Set exercise - Retype all of the listing exactly, passing over any picture you find.

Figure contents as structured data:
*-*-*
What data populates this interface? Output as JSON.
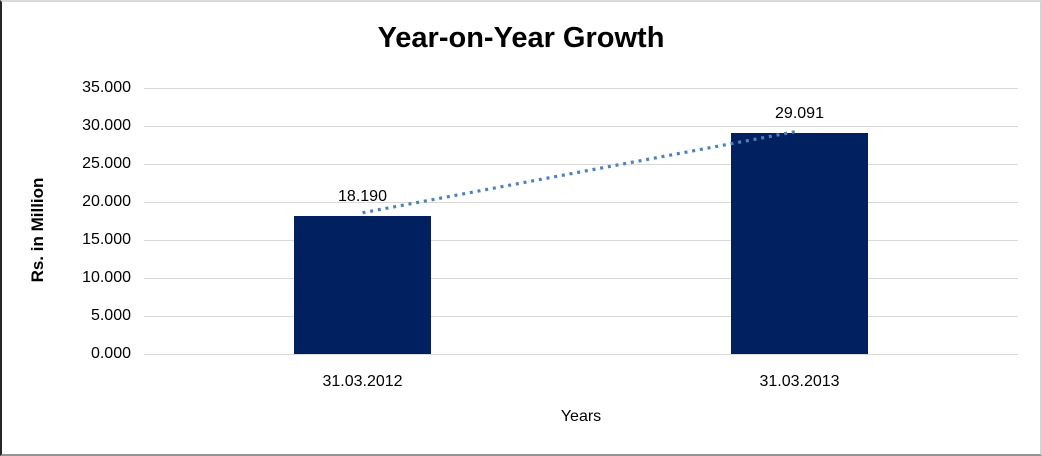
{
  "chart_data": {
    "type": "bar",
    "title": "Year-on-Year Growth",
    "xlabel": "Years",
    "ylabel": "Rs. in Million",
    "categories": [
      "31.03.2012",
      "31.03.2013"
    ],
    "values": [
      18190,
      29091
    ],
    "value_labels": [
      "18.190",
      "29.091"
    ],
    "y_ticks": [
      "0.000",
      "5.000",
      "10.000",
      "15.000",
      "20.000",
      "25.000",
      "30.000",
      "35.000"
    ],
    "ylim": [
      0,
      35000
    ],
    "grid": true,
    "legend": "none",
    "trendline": {
      "present": true,
      "style": "dotted",
      "from_value": 18190,
      "to_value": 29091
    },
    "colors": {
      "bar": "#002060",
      "trendline": "#4f81bd",
      "gridline": "#d9d9d9",
      "text": "#000000",
      "background": "#ffffff"
    }
  }
}
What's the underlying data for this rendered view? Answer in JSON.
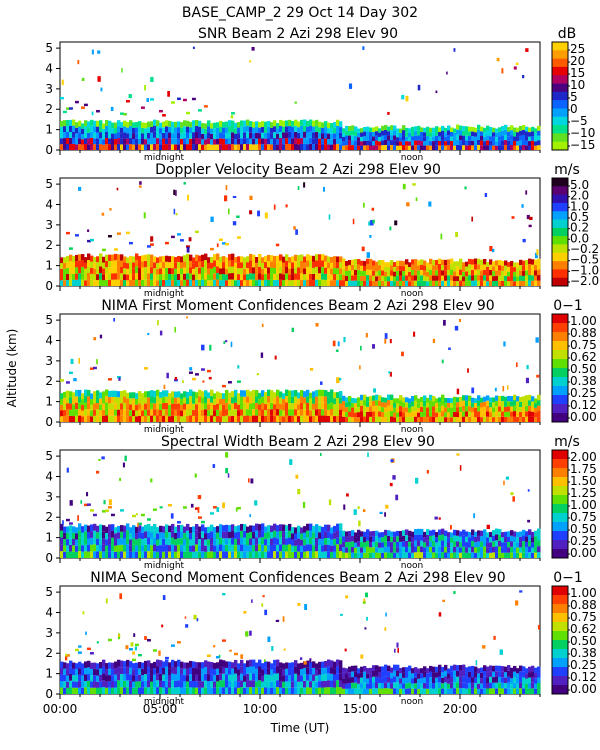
*-*-*
In response -
What data populates this interface? Output as JSON.
{
  "chart_data": {
    "type": "bar",
    "title": "Year-on-Year Growth",
    "xlabel": "Years",
    "ylabel": "Rs. in Million",
    "categories": [
      "31.03.2012",
      "31.03.2013"
    ],
    "values": [
      18190,
      29091
    ],
    "value_labels": [
      "18.190",
      "29.091"
    ],
    "y_ticks": [
      "0.000",
      "5.000",
      "10.000",
      "15.000",
      "20.000",
      "25.000",
      "30.000",
      "35.000"
    ],
    "ylim": [
      0,
      35000
    ],
    "grid": true,
    "legend": "none",
    "trendline": {
      "present": true,
      "style": "dotted",
      "from_value": 18190,
      "to_value": 29091
    },
    "colors": {
      "bar": "#002060",
      "trendline": "#4f81bd",
      "gridline": "#d9d9d9",
      "text": "#000000",
      "background": "#ffffff"
    }
  }
}
What's the underlying data for this rendered view? Answer in JSON.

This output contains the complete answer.